* Work instructions *
Copy the material word for word, beginning with its first line and continuing through the line that contains "The mask out 7 is at (526, 856).", including that line.

....

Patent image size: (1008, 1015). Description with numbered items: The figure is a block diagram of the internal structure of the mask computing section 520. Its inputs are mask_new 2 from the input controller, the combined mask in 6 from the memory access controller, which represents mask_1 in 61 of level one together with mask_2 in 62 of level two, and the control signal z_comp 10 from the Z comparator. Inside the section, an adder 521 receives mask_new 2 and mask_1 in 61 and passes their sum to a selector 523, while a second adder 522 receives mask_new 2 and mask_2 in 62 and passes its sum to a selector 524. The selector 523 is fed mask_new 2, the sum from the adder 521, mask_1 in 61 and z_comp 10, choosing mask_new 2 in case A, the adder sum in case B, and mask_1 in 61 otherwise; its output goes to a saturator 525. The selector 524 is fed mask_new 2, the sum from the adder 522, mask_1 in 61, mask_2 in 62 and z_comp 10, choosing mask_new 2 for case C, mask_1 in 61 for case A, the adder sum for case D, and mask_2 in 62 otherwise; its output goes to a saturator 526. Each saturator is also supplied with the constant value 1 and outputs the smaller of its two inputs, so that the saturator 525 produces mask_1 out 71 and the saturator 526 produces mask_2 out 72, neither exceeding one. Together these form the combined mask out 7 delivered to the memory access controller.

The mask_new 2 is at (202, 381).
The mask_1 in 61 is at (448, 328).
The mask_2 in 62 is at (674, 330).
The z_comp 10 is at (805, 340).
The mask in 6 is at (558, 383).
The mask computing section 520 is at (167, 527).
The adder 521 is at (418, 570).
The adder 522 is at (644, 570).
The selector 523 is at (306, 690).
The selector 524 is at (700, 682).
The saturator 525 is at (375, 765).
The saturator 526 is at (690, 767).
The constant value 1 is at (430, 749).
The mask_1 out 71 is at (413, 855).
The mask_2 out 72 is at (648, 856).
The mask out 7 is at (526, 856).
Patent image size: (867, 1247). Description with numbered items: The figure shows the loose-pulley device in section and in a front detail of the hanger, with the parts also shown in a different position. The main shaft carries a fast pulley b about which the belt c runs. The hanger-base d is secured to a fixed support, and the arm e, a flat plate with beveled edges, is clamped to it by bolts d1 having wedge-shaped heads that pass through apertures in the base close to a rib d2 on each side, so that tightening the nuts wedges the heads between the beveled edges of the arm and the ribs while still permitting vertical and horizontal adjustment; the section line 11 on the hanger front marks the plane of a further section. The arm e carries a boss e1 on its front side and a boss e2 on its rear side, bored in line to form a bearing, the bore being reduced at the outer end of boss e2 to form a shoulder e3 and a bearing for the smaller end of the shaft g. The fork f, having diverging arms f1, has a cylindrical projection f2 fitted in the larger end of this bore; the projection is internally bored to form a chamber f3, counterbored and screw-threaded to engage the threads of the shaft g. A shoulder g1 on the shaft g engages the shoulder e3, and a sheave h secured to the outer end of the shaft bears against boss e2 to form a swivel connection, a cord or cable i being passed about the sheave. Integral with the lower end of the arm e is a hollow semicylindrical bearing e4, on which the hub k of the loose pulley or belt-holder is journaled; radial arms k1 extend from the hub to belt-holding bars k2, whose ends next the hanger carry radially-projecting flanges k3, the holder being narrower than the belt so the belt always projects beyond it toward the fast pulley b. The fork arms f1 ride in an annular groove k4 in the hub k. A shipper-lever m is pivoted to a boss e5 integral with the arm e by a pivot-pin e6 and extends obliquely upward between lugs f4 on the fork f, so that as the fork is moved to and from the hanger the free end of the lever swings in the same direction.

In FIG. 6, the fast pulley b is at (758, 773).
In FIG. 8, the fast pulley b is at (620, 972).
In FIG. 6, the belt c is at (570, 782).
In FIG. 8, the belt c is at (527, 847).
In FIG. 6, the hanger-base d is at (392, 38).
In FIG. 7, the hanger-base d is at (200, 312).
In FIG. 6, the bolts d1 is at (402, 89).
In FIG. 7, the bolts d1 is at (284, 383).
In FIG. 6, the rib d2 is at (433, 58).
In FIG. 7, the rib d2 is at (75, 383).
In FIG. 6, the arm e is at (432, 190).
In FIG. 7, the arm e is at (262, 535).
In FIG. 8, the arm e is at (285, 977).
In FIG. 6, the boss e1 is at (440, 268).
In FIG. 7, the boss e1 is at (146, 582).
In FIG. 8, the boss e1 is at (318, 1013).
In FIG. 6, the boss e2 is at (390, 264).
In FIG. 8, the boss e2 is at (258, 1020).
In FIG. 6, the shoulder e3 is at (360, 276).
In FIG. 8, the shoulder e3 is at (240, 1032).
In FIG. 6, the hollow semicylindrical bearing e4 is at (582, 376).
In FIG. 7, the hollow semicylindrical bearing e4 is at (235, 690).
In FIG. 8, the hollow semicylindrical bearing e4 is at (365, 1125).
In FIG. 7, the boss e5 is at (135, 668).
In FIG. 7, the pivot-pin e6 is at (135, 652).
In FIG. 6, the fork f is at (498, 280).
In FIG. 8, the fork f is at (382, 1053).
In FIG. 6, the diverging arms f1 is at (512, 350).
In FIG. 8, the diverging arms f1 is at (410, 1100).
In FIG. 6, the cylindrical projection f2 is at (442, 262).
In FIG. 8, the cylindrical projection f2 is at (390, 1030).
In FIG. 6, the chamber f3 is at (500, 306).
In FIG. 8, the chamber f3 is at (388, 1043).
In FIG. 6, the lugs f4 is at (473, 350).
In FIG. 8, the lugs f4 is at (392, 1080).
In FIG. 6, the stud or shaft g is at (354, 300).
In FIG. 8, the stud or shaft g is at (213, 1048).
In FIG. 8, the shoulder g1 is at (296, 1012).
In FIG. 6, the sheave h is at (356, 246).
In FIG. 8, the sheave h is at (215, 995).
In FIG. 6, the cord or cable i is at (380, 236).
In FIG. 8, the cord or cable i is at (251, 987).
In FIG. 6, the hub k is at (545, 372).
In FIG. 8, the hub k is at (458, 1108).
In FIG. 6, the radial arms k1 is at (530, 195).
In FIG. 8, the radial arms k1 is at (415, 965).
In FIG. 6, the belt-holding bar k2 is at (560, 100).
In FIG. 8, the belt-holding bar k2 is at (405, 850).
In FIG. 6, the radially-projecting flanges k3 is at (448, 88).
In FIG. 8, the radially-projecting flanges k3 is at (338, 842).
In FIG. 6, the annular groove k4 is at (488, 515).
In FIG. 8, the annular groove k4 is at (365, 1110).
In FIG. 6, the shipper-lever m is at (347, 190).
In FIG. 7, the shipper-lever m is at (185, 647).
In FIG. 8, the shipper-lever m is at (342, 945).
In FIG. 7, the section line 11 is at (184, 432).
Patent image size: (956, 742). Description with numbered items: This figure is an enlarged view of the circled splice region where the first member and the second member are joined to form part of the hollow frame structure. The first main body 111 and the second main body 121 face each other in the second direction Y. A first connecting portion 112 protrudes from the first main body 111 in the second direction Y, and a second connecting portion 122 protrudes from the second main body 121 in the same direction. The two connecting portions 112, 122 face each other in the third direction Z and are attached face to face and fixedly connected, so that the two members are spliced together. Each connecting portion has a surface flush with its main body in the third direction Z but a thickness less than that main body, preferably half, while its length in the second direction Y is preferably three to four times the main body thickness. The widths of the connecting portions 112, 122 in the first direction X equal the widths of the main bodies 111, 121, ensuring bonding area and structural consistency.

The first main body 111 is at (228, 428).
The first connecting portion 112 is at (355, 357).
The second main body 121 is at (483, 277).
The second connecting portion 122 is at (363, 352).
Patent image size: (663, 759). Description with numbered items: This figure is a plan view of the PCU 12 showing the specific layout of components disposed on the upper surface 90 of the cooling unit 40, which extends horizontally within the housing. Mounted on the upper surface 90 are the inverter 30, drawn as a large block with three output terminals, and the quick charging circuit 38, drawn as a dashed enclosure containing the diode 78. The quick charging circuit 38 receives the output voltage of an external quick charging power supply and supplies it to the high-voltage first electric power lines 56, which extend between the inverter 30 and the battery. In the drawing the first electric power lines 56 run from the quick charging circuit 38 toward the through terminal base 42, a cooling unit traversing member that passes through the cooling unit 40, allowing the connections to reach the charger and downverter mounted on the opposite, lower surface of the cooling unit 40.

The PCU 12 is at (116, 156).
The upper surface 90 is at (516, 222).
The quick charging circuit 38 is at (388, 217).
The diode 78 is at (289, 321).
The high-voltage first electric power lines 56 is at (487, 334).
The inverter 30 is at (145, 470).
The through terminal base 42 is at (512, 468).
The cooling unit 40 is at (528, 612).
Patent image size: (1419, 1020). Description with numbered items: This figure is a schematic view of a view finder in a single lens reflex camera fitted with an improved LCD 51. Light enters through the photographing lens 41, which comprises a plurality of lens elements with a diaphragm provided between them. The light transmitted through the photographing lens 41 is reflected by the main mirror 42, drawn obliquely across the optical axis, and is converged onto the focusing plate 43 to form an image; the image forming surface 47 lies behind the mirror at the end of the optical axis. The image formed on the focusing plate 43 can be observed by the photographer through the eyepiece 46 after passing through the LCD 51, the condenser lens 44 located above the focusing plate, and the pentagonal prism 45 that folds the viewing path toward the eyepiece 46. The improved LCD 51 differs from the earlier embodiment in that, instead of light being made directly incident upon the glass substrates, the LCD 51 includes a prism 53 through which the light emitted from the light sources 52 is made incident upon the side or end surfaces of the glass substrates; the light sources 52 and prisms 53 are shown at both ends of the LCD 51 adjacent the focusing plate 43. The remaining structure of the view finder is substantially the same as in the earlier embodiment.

....

* Written solution *
Patent image size: (1008, 1015). Description with numbered items: The figure is a block diagram of the internal structure of the mask computing section 520. Its inputs are mask_new 2 from the input controller, the combined mask in 6 from the memory access controller, which represents mask_1 in 61 of level one together with mask_2 in 62 of level two, and the control signal z_comp 10 from the Z comparator. Inside the section, an adder 521 receives mask_new 2 and mask_1 in 61 and passes their sum to a selector 523, while a second adder 522 receives mask_new 2 and mask_2 in 62 and passes its sum to a selector 524. The selector 523 is fed mask_new 2, the sum from the adder 521, mask_1 in 61 and z_comp 10, choosing mask_new 2 in case A, the adder sum in case B, and mask_1 in 61 otherwise; its output goes to a saturator 525. The selector 524 is fed mask_new 2, the sum from the adder 522, mask_1 in 61, mask_2 in 62 and z_comp 10, choosing mask_new 2 for case C, mask_1 in 61 for case A, the adder sum for case D, and mask_2 in 62 otherwise; its output goes to a saturator 526. Each saturator is also supplied with the constant value 1 and outputs the smaller of its two inputs, so that the saturator 525 produces mask_1 out 71 and the saturator 526 produces mask_2 out 72, neither exceeding one. Together these form the combined mask out 7 delivered to the memory access controller.

The mask_new 2 is at (202, 381).
The mask_1 in 61 is at (448, 328).
The mask_2 in 62 is at (674, 330).
The z_comp 10 is at (805, 340).
The mask in 6 is at (558, 383).
The mask computing section 520 is at (167, 527).
The adder 521 is at (418, 570).
The adder 522 is at (644, 570).
The selector 523 is at (306, 690).
The selector 524 is at (700, 682).
The saturator 525 is at (375, 765).
The saturator 526 is at (690, 767).
The constant value 1 is at (430, 749).
The mask_1 out 71 is at (413, 855).
The mask_2 out 72 is at (648, 856).
The mask out 7 is at (526, 856).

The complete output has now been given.